[Dataset listings of figures]
§

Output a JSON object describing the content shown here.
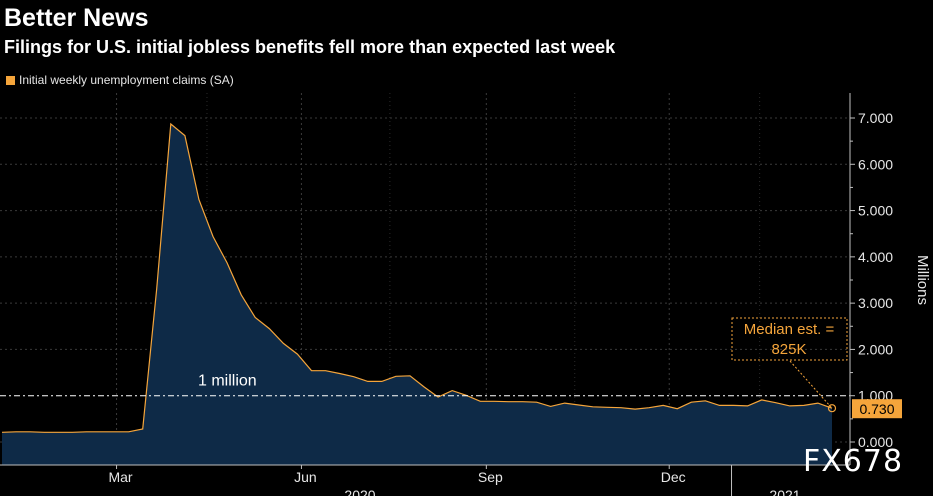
{
  "header": {
    "title": "Better News",
    "subtitle": "Filings for U.S. initial jobless benefits fell more than expected last week"
  },
  "watermark": "FX678",
  "chart_data": {
    "type": "area",
    "legend": [
      {
        "label": "Initial weekly unemployment claims (SA)",
        "color": "#f5a53b"
      }
    ],
    "ylabel": "Millions",
    "ylim": [
      0,
      7.5
    ],
    "yticks": [
      0,
      1,
      2,
      3,
      4,
      5,
      6,
      7
    ],
    "ytick_labels": [
      "0.000",
      "1.000",
      "2.000",
      "3.000",
      "4.000",
      "5.000",
      "6.000",
      "7.000"
    ],
    "x_tick_labels": [
      "Mar",
      "Jun",
      "Sep",
      "Dec"
    ],
    "year_labels": [
      "2020",
      "2021"
    ],
    "series": [
      {
        "name": "Initial weekly unemployment claims (SA)",
        "color": "#f5a53b",
        "x": [
          "2020-01-04",
          "2020-01-11",
          "2020-01-18",
          "2020-01-25",
          "2020-02-01",
          "2020-02-08",
          "2020-02-15",
          "2020-02-22",
          "2020-02-29",
          "2020-03-07",
          "2020-03-14",
          "2020-03-21",
          "2020-03-28",
          "2020-04-04",
          "2020-04-11",
          "2020-04-18",
          "2020-04-25",
          "2020-05-02",
          "2020-05-09",
          "2020-05-16",
          "2020-05-23",
          "2020-05-30",
          "2020-06-06",
          "2020-06-13",
          "2020-06-20",
          "2020-06-27",
          "2020-07-04",
          "2020-07-11",
          "2020-07-18",
          "2020-07-25",
          "2020-08-01",
          "2020-08-08",
          "2020-08-15",
          "2020-08-22",
          "2020-08-29",
          "2020-09-05",
          "2020-09-12",
          "2020-09-19",
          "2020-09-26",
          "2020-10-03",
          "2020-10-10",
          "2020-10-17",
          "2020-10-24",
          "2020-10-31",
          "2020-11-07",
          "2020-11-14",
          "2020-11-21",
          "2020-11-28",
          "2020-12-05",
          "2020-12-12",
          "2020-12-19",
          "2020-12-26",
          "2021-01-02",
          "2021-01-09",
          "2021-01-16",
          "2021-01-23",
          "2021-01-30",
          "2021-02-06",
          "2021-02-13",
          "2021-02-20"
        ],
        "values": [
          0.21,
          0.22,
          0.22,
          0.21,
          0.21,
          0.21,
          0.22,
          0.22,
          0.22,
          0.22,
          0.28,
          3.31,
          6.87,
          6.62,
          5.24,
          4.44,
          3.87,
          3.18,
          2.69,
          2.45,
          2.13,
          1.9,
          1.54,
          1.54,
          1.48,
          1.41,
          1.31,
          1.31,
          1.42,
          1.43,
          1.19,
          0.97,
          1.11,
          1.01,
          0.88,
          0.88,
          0.87,
          0.87,
          0.86,
          0.77,
          0.84,
          0.8,
          0.76,
          0.75,
          0.74,
          0.71,
          0.74,
          0.79,
          0.72,
          0.86,
          0.89,
          0.79,
          0.79,
          0.78,
          0.91,
          0.85,
          0.78,
          0.79,
          0.84,
          0.73
        ]
      }
    ],
    "reference_line": {
      "value": 1.0,
      "label": "1 million"
    },
    "last_value_label": "0.730",
    "annotation": {
      "text_line1": "Median est. =",
      "text_line2": "825K"
    },
    "grid": true
  }
}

§

**WHAT IS REQUIRED:** Without including any pictures, print all of the material exactly as given.

**SOLUTION BELOW:**
Output a JSON object describing the content shown here.
{
  "header": {
    "title": "Better News",
    "subtitle": "Filings for U.S. initial jobless benefits fell more than expected last week"
  },
  "watermark": "FX678",
  "chart_data": {
    "type": "area",
    "legend": [
      {
        "label": "Initial weekly unemployment claims (SA)",
        "color": "#f5a53b"
      }
    ],
    "ylabel": "Millions",
    "ylim": [
      0,
      7.5
    ],
    "yticks": [
      0,
      1,
      2,
      3,
      4,
      5,
      6,
      7
    ],
    "ytick_labels": [
      "0.000",
      "1.000",
      "2.000",
      "3.000",
      "4.000",
      "5.000",
      "6.000",
      "7.000"
    ],
    "x_tick_labels": [
      "Mar",
      "Jun",
      "Sep",
      "Dec"
    ],
    "year_labels": [
      "2020",
      "2021"
    ],
    "series": [
      {
        "name": "Initial weekly unemployment claims (SA)",
        "color": "#f5a53b",
        "x": [
          "2020-01-04",
          "2020-01-11",
          "2020-01-18",
          "2020-01-25",
          "2020-02-01",
          "2020-02-08",
          "2020-02-15",
          "2020-02-22",
          "2020-02-29",
          "2020-03-07",
          "2020-03-14",
          "2020-03-21",
          "2020-03-28",
          "2020-04-04",
          "2020-04-11",
          "2020-04-18",
          "2020-04-25",
          "2020-05-02",
          "2020-05-09",
          "2020-05-16",
          "2020-05-23",
          "2020-05-30",
          "2020-06-06",
          "2020-06-13",
          "2020-06-20",
          "2020-06-27",
          "2020-07-04",
          "2020-07-11",
          "2020-07-18",
          "2020-07-25",
          "2020-08-01",
          "2020-08-08",
          "2020-08-15",
          "2020-08-22",
          "2020-08-29",
          "2020-09-05",
          "2020-09-12",
          "2020-09-19",
          "2020-09-26",
          "2020-10-03",
          "2020-10-10",
          "2020-10-17",
          "2020-10-24",
          "2020-10-31",
          "2020-11-07",
          "2020-11-14",
          "2020-11-21",
          "2020-11-28",
          "2020-12-05",
          "2020-12-12",
          "2020-12-19",
          "2020-12-26",
          "2021-01-02",
          "2021-01-09",
          "2021-01-16",
          "2021-01-23",
          "2021-01-30",
          "2021-02-06",
          "2021-02-13",
          "2021-02-20"
        ],
        "values": [
          0.21,
          0.22,
          0.22,
          0.21,
          0.21,
          0.21,
          0.22,
          0.22,
          0.22,
          0.22,
          0.28,
          3.31,
          6.87,
          6.62,
          5.24,
          4.44,
          3.87,
          3.18,
          2.69,
          2.45,
          2.13,
          1.9,
          1.54,
          1.54,
          1.48,
          1.41,
          1.31,
          1.31,
          1.42,
          1.43,
          1.19,
          0.97,
          1.11,
          1.01,
          0.88,
          0.88,
          0.87,
          0.87,
          0.86,
          0.77,
          0.84,
          0.8,
          0.76,
          0.75,
          0.74,
          0.71,
          0.74,
          0.79,
          0.72,
          0.86,
          0.89,
          0.79,
          0.79,
          0.78,
          0.91,
          0.85,
          0.78,
          0.79,
          0.84,
          0.73
        ]
      }
    ],
    "reference_line": {
      "value": 1.0,
      "label": "1 million"
    },
    "last_value_label": "0.730",
    "annotation": {
      "text_line1": "Median est. =",
      "text_line2": "825K"
    },
    "grid": true
  }
}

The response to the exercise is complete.